__TO DO__
Provide only the number of lines in the records below that include "Voice".
--- BEGIN ---
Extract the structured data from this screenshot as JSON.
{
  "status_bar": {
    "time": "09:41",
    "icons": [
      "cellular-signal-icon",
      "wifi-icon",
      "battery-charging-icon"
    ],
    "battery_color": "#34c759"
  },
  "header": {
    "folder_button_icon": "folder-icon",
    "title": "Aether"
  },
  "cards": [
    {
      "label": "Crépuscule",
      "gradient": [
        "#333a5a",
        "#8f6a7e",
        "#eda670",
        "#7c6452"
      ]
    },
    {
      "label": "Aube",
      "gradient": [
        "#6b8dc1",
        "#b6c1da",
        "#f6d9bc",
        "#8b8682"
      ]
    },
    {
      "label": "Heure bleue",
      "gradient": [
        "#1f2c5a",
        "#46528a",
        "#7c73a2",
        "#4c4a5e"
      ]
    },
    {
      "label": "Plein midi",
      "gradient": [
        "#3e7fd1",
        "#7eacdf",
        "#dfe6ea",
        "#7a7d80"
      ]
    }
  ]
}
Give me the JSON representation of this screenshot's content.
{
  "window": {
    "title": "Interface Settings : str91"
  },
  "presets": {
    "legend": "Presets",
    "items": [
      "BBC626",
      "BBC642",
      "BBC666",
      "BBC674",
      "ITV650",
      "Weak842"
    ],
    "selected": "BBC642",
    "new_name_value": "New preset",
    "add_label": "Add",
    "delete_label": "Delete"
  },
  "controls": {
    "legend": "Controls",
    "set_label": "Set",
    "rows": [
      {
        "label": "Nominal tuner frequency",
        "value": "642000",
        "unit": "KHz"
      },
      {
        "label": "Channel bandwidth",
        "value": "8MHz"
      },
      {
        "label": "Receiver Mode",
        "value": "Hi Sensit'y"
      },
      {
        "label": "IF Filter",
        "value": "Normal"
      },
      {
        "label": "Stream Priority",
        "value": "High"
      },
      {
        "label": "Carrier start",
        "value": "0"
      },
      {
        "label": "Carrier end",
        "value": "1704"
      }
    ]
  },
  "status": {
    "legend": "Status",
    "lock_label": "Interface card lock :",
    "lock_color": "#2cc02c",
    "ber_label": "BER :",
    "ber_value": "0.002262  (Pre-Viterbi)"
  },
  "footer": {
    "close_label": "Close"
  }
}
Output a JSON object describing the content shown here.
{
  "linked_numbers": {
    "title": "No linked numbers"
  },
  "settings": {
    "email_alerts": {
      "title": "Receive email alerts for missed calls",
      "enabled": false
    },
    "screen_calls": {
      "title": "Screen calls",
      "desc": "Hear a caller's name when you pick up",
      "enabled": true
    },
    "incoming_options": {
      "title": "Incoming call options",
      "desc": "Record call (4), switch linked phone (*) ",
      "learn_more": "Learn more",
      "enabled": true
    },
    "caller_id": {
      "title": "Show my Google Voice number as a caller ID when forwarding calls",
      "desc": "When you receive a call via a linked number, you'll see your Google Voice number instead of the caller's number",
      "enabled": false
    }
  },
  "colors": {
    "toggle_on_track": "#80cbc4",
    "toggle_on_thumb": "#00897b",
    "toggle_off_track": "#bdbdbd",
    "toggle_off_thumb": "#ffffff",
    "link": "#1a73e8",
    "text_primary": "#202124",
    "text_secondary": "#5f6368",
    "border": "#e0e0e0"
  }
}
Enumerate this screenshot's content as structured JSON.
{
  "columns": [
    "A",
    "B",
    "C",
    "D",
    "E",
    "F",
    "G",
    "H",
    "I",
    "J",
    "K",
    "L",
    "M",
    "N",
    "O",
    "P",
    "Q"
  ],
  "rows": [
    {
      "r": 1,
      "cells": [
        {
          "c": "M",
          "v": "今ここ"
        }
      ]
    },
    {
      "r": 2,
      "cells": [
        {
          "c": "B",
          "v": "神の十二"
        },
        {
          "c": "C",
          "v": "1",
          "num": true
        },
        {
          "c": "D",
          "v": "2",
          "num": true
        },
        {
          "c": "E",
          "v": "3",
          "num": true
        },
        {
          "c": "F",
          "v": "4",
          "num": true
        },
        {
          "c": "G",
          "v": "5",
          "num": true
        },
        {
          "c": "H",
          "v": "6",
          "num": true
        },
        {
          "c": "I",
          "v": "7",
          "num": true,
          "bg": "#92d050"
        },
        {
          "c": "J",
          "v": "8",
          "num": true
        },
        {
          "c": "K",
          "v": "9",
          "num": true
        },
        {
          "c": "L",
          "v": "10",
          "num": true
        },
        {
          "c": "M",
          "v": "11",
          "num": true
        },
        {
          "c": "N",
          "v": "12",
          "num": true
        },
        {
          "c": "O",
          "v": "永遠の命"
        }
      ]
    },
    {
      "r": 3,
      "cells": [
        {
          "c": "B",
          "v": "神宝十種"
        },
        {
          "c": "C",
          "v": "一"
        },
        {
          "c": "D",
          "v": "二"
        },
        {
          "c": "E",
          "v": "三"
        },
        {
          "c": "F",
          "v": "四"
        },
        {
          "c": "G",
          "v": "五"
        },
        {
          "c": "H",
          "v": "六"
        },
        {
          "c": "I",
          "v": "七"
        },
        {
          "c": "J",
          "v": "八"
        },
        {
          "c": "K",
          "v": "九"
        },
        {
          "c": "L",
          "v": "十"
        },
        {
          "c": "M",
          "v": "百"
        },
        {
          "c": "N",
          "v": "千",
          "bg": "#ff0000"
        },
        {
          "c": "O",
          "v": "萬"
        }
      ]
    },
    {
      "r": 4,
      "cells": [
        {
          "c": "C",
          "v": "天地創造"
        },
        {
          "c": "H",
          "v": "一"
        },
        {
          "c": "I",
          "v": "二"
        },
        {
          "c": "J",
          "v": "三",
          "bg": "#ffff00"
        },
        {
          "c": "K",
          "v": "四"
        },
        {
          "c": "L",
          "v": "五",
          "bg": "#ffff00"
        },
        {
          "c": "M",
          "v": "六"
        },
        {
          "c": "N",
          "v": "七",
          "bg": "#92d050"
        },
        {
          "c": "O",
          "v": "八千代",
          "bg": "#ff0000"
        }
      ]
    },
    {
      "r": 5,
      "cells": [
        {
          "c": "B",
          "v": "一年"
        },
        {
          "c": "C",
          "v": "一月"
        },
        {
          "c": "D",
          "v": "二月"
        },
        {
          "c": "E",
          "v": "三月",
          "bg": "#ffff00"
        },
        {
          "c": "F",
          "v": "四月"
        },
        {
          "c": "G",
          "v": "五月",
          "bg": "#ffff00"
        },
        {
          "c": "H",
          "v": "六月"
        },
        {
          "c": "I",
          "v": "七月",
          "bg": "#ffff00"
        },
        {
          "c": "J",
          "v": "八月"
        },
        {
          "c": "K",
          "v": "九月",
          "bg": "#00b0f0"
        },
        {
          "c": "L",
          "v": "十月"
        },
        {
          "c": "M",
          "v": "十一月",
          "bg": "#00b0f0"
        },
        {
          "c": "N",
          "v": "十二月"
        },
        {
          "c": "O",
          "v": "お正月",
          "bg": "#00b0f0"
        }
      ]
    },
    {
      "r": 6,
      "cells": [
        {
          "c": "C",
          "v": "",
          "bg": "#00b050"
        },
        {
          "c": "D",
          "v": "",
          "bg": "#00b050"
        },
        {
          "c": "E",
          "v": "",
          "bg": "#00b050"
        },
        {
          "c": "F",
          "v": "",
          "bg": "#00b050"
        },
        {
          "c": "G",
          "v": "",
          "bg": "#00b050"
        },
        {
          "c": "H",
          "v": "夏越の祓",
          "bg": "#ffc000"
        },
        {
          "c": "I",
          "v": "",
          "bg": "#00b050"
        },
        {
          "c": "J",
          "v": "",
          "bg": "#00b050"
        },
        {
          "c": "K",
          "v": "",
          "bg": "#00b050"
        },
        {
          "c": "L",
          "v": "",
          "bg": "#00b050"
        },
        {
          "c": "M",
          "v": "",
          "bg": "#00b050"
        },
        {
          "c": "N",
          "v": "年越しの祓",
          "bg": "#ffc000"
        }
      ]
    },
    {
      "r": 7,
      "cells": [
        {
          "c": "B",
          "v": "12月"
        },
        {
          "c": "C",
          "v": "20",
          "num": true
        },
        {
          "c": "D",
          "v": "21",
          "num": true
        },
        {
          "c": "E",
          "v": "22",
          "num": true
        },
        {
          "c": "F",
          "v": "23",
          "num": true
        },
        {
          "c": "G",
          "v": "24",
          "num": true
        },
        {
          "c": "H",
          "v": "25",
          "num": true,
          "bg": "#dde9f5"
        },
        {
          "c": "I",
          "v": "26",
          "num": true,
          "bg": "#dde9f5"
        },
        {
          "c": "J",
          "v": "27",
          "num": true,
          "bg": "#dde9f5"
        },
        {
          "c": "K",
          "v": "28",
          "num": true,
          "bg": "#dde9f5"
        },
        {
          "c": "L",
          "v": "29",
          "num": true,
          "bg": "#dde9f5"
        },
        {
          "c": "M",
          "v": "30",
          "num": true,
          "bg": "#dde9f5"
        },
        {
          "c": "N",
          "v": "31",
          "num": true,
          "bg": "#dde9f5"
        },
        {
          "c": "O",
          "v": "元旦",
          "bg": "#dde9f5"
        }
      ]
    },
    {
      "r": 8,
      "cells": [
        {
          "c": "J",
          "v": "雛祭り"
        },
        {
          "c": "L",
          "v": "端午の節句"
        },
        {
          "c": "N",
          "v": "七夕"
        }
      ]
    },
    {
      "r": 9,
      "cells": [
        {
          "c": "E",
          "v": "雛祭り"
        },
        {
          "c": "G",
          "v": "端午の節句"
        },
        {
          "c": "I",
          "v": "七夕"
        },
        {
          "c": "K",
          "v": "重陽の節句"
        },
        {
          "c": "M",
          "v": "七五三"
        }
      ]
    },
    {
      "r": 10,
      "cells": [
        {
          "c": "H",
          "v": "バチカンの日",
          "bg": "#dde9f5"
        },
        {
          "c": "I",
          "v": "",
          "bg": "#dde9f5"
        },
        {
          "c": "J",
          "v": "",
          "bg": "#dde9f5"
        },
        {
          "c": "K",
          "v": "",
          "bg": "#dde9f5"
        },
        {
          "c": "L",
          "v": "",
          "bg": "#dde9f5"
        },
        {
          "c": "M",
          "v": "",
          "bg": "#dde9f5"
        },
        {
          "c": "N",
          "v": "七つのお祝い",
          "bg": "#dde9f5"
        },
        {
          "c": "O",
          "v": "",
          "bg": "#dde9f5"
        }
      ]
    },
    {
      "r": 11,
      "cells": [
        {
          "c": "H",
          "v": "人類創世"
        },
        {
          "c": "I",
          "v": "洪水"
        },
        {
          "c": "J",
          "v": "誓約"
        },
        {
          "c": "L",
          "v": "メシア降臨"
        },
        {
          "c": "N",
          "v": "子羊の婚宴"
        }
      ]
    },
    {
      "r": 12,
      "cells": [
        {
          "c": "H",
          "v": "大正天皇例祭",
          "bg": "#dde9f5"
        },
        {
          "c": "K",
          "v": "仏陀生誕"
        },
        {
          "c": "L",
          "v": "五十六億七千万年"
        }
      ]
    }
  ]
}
--- END ---
__THE RESULT__
2